--- Do this ---
Where the string "background" occurs in the material below, report the whole line.

----- Data records -----

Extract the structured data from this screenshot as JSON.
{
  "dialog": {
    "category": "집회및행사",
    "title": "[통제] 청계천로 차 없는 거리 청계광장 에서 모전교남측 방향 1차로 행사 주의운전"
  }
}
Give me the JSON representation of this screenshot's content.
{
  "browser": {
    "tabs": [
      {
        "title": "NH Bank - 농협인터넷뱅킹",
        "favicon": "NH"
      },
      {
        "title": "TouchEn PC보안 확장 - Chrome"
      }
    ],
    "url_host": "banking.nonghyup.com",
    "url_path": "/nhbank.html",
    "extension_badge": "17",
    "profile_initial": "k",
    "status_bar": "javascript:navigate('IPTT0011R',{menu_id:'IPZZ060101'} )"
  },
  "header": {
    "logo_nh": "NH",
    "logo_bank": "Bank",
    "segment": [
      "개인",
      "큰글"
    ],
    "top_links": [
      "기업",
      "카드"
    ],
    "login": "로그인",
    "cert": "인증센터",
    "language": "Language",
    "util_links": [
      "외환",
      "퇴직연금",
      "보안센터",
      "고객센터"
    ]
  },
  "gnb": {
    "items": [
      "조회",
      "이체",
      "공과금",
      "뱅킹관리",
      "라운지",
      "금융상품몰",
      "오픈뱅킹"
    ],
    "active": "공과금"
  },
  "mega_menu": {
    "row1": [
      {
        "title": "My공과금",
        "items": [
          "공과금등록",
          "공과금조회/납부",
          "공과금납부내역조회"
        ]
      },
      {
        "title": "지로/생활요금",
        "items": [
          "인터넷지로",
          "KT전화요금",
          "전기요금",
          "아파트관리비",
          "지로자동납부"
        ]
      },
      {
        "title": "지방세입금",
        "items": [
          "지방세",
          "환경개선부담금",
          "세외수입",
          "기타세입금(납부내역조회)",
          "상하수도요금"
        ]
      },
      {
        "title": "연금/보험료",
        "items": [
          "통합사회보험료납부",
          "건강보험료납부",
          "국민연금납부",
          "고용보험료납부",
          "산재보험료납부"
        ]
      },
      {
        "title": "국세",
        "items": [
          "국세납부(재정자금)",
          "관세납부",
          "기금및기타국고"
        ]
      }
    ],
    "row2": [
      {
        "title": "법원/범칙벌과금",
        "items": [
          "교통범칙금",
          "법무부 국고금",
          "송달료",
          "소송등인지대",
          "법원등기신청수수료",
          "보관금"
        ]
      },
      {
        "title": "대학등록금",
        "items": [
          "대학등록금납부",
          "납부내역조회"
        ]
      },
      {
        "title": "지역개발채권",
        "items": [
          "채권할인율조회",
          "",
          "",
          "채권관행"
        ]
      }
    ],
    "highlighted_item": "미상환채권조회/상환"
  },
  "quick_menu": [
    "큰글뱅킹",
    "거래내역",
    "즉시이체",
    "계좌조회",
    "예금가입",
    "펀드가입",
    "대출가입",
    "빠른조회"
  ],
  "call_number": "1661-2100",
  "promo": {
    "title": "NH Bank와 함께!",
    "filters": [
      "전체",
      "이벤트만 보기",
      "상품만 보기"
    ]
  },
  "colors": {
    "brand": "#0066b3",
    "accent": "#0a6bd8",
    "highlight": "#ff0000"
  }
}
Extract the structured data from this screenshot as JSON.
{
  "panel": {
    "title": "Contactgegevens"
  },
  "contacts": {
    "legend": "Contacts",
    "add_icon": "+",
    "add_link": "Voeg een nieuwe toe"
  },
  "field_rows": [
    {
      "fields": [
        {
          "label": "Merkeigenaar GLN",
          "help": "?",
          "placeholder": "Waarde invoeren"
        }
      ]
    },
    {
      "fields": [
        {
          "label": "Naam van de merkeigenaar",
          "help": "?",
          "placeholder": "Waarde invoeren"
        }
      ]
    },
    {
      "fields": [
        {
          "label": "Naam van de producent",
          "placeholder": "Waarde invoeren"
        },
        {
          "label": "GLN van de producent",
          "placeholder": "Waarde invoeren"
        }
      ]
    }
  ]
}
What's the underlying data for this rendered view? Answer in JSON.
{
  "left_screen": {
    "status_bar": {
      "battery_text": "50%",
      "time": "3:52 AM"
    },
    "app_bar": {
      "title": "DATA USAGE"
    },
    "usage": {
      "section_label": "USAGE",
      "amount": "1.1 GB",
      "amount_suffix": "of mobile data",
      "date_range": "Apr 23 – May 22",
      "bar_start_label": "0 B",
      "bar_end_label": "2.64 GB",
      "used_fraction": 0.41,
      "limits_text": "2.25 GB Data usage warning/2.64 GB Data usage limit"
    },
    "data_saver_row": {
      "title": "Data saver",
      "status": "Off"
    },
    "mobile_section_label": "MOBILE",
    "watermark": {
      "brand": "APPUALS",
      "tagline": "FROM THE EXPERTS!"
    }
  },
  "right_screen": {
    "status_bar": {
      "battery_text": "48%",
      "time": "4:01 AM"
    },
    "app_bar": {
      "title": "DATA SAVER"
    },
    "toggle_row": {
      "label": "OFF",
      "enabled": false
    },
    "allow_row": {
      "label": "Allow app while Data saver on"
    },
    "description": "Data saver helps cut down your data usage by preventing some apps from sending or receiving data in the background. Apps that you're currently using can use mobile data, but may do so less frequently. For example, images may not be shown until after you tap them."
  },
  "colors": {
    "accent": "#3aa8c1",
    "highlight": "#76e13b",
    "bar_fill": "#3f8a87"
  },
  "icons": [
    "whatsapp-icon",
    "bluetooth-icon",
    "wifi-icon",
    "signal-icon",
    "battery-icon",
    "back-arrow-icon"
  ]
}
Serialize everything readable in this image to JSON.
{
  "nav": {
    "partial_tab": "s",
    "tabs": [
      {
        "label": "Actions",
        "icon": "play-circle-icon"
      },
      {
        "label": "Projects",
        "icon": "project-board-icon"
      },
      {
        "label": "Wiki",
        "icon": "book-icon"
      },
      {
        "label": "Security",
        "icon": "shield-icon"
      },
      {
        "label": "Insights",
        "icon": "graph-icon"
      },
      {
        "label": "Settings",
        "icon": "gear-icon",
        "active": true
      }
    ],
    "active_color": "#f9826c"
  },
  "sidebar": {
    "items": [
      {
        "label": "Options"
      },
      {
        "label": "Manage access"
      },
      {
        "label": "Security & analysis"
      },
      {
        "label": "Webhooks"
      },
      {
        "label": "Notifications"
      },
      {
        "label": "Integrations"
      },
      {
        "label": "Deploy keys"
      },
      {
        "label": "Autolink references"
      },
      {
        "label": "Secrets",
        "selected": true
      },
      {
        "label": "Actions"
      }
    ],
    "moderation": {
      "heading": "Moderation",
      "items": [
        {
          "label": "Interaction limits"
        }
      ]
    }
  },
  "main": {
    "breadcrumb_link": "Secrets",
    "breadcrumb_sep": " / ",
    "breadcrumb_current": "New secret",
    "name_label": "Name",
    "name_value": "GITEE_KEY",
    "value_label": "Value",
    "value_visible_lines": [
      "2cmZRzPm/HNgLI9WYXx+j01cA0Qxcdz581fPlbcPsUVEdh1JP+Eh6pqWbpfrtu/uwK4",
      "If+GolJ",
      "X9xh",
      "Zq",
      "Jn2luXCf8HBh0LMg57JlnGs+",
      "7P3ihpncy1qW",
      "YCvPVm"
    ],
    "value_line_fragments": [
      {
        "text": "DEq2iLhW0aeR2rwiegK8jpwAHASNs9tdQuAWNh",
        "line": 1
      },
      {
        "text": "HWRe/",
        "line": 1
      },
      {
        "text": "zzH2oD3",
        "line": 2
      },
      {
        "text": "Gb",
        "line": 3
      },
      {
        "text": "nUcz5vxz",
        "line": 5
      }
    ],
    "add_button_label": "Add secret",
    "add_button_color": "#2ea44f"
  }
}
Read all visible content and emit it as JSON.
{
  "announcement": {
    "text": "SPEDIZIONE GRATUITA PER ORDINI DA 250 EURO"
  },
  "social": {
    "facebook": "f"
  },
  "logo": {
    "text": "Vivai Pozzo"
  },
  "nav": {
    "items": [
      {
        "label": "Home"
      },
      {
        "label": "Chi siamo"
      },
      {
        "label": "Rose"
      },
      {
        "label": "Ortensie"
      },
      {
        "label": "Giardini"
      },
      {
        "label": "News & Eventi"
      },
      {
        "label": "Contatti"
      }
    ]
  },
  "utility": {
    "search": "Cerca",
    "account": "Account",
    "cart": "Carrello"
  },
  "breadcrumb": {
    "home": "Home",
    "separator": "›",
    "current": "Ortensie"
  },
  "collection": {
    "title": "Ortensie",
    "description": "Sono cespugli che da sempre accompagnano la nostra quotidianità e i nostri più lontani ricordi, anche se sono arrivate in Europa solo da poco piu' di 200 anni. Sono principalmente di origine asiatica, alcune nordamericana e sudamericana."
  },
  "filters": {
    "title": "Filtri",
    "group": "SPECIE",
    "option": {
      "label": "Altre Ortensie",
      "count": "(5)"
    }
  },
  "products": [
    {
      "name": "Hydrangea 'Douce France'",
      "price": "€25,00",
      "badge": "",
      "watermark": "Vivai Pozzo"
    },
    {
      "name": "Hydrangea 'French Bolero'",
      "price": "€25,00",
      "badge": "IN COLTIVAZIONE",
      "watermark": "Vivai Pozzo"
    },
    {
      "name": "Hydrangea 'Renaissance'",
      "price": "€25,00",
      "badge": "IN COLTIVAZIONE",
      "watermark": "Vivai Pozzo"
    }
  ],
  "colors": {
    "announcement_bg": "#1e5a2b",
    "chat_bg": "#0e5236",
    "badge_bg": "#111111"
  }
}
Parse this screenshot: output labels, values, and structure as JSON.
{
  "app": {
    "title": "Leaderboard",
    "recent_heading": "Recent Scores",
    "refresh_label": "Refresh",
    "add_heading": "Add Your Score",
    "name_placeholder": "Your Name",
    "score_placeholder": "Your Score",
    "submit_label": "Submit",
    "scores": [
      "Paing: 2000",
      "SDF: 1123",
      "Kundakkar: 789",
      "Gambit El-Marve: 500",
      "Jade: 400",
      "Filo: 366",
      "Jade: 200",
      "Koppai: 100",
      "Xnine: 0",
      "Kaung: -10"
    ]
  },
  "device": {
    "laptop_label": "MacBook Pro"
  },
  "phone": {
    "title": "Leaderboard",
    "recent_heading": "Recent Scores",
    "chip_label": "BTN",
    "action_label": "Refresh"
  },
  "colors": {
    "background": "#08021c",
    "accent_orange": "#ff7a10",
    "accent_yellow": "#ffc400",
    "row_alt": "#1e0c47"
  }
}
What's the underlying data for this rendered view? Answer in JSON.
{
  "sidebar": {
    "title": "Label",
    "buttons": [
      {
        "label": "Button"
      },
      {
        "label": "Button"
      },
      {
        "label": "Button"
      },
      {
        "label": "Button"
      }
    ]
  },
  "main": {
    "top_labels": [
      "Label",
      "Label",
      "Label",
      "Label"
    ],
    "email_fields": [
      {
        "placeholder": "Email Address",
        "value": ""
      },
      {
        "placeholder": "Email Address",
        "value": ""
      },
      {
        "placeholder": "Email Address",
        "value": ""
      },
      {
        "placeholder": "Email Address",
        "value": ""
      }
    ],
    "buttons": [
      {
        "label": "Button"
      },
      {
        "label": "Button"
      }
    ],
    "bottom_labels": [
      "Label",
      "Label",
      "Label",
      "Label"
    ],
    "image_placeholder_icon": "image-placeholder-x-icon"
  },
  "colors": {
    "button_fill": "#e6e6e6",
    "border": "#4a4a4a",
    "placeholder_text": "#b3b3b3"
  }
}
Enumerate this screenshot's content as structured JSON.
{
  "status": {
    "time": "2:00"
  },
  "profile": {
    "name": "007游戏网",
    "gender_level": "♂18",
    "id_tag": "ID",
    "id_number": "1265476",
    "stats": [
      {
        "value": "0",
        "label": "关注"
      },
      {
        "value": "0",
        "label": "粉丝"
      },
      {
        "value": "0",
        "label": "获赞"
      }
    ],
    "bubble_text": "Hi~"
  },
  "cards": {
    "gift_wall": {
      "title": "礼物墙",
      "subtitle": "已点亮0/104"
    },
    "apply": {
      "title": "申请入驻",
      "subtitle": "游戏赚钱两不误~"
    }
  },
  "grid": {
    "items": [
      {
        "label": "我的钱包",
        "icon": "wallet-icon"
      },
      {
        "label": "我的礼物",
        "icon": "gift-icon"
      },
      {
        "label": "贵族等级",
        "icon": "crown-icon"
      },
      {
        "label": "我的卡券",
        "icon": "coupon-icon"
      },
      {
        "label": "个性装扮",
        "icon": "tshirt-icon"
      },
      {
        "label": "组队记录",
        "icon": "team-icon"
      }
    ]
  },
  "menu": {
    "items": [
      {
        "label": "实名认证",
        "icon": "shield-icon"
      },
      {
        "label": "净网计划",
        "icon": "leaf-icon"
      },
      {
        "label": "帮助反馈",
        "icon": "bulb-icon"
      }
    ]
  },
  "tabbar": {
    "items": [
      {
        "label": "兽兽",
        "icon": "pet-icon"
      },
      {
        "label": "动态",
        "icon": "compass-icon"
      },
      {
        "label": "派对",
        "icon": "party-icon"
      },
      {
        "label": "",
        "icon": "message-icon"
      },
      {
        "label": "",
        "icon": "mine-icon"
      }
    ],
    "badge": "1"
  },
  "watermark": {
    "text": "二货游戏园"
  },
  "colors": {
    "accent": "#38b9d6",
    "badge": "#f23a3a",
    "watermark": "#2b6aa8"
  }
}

-----

--- Correct output ---
    "description": "Data saver helps cut down your data usage by preventing some apps from sending or receiving data in the background. Apps that you're currently using can use mobile data, but may do so less frequently. For example, images may not be shown until after you tap them."
    "background": "#08021c",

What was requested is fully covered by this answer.